> _Dataset records_
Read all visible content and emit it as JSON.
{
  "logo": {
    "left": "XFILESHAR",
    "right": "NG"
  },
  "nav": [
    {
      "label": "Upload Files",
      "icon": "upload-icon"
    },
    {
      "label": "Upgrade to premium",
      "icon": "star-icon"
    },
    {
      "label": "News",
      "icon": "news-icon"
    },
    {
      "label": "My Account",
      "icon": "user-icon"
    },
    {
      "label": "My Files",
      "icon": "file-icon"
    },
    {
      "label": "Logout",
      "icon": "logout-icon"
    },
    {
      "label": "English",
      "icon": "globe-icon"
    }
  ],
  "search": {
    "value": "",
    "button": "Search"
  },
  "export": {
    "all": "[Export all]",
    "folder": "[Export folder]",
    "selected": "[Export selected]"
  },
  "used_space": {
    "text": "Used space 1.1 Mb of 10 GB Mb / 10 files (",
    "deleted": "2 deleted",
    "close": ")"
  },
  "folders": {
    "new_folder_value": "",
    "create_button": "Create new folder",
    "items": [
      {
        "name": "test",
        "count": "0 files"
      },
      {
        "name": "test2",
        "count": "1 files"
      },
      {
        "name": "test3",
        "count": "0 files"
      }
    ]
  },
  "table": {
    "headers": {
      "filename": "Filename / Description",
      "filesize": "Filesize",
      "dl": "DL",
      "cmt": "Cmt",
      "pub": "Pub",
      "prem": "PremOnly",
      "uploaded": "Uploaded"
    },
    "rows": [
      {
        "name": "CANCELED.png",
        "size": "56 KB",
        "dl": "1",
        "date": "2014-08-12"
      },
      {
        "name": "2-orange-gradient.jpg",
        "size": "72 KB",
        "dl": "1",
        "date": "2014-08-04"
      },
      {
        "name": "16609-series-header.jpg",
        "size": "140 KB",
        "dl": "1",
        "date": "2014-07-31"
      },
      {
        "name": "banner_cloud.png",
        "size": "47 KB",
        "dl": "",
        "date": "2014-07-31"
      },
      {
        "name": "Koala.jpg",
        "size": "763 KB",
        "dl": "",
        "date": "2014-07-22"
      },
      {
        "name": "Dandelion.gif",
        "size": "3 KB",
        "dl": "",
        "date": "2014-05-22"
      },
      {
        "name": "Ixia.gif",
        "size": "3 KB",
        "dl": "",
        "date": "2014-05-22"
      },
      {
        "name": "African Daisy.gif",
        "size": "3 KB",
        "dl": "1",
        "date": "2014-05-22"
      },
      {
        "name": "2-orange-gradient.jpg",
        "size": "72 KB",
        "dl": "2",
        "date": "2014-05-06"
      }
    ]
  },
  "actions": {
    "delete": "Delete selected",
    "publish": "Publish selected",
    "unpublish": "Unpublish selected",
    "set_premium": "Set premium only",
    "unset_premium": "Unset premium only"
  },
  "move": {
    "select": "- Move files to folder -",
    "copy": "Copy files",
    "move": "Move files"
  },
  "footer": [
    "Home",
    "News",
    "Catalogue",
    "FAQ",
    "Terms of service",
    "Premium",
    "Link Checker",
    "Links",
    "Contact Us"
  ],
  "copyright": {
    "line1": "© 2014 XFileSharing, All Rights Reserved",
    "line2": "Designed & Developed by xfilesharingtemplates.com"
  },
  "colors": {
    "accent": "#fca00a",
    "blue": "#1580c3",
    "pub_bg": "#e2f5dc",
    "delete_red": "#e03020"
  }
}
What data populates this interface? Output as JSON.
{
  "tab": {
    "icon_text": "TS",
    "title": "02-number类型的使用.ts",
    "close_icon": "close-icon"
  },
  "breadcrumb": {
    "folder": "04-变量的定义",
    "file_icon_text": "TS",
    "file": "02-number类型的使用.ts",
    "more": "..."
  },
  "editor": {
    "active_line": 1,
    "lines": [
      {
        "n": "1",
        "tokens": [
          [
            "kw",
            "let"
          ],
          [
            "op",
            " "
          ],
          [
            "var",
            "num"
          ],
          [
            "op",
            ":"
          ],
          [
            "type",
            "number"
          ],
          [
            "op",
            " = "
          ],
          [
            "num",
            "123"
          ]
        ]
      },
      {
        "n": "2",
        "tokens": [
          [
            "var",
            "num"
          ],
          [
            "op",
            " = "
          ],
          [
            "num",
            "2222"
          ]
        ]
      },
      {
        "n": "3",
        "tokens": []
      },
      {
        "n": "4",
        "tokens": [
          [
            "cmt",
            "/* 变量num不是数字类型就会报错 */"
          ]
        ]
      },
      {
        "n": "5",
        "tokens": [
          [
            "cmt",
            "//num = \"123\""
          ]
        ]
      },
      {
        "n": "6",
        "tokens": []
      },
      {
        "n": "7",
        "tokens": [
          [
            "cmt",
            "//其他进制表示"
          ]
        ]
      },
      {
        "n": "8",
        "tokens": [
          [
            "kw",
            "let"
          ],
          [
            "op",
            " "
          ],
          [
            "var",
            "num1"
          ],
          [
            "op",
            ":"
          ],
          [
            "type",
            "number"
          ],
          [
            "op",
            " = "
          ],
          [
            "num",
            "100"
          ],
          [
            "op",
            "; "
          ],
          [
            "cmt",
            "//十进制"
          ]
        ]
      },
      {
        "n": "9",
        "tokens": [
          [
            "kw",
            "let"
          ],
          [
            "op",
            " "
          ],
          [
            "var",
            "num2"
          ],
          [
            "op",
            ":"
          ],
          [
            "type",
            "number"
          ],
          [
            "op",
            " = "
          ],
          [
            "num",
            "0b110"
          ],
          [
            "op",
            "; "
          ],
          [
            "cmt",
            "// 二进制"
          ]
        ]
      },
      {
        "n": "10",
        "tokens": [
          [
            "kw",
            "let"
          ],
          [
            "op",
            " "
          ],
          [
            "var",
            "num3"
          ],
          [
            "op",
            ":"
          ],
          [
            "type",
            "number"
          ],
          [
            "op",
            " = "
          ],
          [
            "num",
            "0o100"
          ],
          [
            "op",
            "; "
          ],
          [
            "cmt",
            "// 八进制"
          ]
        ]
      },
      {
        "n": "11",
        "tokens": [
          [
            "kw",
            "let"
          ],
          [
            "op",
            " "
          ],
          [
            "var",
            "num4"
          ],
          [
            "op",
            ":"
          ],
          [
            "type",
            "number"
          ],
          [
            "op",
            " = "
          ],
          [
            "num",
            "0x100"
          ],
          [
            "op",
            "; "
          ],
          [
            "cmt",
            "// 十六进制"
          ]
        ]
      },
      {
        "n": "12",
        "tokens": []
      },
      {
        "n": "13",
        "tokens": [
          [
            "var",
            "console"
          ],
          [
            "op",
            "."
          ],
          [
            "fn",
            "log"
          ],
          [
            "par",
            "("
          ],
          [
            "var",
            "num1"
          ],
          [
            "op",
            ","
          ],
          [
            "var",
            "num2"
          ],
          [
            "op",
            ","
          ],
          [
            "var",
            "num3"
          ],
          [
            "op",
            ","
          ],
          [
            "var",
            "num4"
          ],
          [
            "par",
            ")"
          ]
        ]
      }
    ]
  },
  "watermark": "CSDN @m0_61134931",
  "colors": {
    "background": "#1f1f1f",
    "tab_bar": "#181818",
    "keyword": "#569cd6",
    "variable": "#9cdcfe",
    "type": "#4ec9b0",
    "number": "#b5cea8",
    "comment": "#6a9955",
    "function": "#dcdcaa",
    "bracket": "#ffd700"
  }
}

> _Goal_
Return from the data every line that holds "label".

> _Solution for this problem_
      "label": "Upload Files",
      "label": "Upgrade to premium",
      "label": "News",
      "label": "My Account",
      "label": "My Files",
      "label": "Logout",
      "label": "English",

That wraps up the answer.